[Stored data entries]
-*-*-
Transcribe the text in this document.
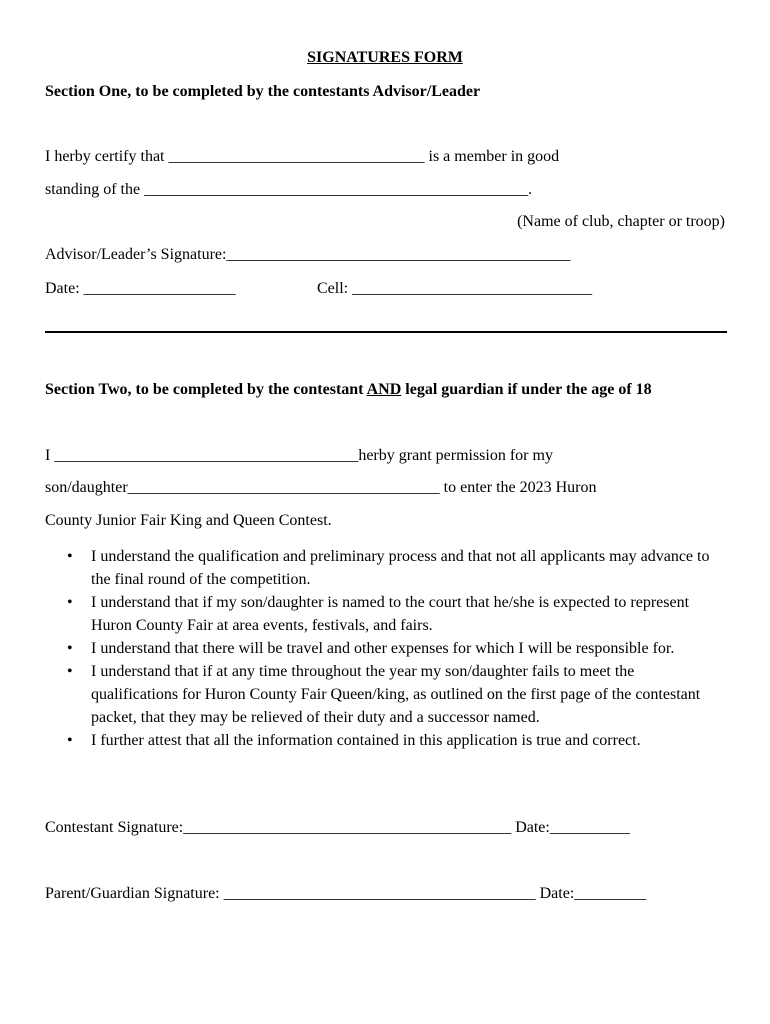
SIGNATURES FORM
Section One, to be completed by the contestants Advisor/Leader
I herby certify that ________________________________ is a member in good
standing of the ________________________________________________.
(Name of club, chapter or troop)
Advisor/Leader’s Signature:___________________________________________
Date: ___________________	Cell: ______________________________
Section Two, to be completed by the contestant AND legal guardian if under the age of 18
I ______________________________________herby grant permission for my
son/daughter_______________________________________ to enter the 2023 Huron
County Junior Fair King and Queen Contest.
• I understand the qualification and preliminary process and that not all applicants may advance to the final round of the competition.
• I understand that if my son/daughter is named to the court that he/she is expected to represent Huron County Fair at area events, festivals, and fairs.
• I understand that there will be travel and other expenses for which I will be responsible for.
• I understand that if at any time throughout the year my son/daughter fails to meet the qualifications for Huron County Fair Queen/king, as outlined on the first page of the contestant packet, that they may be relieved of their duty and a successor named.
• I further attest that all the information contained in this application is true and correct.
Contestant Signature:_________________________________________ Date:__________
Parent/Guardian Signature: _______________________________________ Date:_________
-*-*-
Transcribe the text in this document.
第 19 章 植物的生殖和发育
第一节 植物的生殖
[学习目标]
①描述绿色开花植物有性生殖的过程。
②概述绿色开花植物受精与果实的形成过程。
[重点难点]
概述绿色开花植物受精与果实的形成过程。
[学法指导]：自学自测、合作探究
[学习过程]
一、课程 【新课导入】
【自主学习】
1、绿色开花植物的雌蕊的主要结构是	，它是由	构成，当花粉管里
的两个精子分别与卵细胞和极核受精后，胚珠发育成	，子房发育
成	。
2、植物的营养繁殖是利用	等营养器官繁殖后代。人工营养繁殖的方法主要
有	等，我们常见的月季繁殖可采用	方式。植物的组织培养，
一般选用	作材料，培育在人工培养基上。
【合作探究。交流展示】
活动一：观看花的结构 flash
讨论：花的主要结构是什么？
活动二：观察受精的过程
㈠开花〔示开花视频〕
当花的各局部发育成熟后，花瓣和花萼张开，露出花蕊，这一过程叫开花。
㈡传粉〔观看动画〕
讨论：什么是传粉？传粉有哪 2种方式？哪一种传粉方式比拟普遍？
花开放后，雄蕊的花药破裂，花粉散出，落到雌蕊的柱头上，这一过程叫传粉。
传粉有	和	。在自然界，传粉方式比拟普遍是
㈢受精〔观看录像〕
-*-*-
Copy out each line of the data containing the string "Huron".

§ WRITTEN SOLUTION:
son/daughter_______________________________________ to enter the 2023 Huron
• I understand that if my son/daughter is named to the court that he/she is expected to represent Huron County Fair at area events, festivals, and fairs.
• I understand that if at any time throughout the year my son/daughter fails to meet the qualifications for Huron County Fair Queen/king, as outlined on the first page of the contestant packet, that they may be relieved of their duty and a successor named.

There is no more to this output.